WHAT NEEDS TO BE DONE:
Give only the number of lines that include the string "structured".

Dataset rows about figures
▼▼▼
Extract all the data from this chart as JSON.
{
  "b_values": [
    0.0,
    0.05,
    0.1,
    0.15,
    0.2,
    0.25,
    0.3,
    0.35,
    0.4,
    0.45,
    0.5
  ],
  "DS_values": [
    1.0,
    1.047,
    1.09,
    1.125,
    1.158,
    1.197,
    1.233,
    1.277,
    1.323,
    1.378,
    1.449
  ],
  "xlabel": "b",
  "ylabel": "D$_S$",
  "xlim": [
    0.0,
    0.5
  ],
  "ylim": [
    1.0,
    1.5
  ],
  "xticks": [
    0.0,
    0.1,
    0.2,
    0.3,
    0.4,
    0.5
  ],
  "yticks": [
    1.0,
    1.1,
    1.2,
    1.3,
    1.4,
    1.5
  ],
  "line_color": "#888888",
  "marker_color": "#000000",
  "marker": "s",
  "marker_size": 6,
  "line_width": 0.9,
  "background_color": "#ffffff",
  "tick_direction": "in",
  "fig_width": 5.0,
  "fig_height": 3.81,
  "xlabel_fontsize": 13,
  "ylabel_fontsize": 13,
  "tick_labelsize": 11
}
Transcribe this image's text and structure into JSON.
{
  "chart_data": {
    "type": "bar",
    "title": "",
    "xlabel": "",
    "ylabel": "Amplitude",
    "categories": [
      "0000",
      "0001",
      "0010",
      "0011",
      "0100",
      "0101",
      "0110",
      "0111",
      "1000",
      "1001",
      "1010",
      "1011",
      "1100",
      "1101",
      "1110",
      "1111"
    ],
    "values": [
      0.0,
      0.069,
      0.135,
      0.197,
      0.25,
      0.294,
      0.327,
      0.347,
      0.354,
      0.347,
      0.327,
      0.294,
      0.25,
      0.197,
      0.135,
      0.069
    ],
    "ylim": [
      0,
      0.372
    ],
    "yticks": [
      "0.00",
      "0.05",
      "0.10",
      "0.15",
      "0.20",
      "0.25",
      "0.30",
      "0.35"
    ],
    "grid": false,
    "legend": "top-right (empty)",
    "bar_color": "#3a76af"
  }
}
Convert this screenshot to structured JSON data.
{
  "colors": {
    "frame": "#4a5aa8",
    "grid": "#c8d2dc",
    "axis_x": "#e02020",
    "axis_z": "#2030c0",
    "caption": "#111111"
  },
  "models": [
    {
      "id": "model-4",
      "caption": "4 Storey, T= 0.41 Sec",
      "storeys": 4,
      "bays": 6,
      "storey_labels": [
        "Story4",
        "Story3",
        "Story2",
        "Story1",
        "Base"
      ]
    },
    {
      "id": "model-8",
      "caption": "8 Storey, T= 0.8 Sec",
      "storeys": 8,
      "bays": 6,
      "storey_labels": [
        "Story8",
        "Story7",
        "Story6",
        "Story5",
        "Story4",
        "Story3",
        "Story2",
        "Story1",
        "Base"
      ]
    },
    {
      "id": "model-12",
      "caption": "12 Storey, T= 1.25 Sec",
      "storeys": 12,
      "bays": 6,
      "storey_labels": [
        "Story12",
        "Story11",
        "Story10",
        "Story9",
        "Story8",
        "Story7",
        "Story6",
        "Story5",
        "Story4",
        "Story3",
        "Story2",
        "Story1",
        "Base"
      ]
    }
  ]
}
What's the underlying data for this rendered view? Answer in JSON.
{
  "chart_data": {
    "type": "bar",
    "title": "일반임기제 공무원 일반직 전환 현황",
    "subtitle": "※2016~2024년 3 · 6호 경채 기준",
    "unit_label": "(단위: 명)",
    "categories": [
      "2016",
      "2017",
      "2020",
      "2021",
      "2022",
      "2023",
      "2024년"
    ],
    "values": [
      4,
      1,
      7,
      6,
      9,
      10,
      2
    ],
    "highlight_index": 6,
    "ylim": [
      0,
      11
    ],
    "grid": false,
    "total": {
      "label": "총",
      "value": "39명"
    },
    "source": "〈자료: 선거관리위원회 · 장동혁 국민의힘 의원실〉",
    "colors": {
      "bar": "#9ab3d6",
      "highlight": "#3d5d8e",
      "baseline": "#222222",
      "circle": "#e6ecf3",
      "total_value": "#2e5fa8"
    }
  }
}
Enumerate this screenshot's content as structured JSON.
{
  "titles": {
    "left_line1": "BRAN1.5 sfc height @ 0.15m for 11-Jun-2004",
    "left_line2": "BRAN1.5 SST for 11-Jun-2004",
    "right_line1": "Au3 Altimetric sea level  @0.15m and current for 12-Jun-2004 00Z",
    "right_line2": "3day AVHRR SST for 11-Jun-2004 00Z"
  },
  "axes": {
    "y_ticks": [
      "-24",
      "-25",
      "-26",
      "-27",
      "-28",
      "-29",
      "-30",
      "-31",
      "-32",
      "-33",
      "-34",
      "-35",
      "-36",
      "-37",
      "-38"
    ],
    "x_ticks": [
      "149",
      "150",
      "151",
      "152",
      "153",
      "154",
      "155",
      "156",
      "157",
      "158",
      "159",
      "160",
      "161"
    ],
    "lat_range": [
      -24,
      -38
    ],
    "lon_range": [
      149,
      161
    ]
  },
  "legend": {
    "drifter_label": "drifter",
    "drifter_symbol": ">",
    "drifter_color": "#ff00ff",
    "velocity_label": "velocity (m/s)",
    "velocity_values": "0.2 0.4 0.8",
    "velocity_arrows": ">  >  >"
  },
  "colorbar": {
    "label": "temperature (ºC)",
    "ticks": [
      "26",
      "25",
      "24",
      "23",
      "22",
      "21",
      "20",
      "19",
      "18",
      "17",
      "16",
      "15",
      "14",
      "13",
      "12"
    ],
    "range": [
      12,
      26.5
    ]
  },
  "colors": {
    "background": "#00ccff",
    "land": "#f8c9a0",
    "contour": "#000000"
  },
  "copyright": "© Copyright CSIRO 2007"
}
▲▲▲
FINISHED ANSWER:
2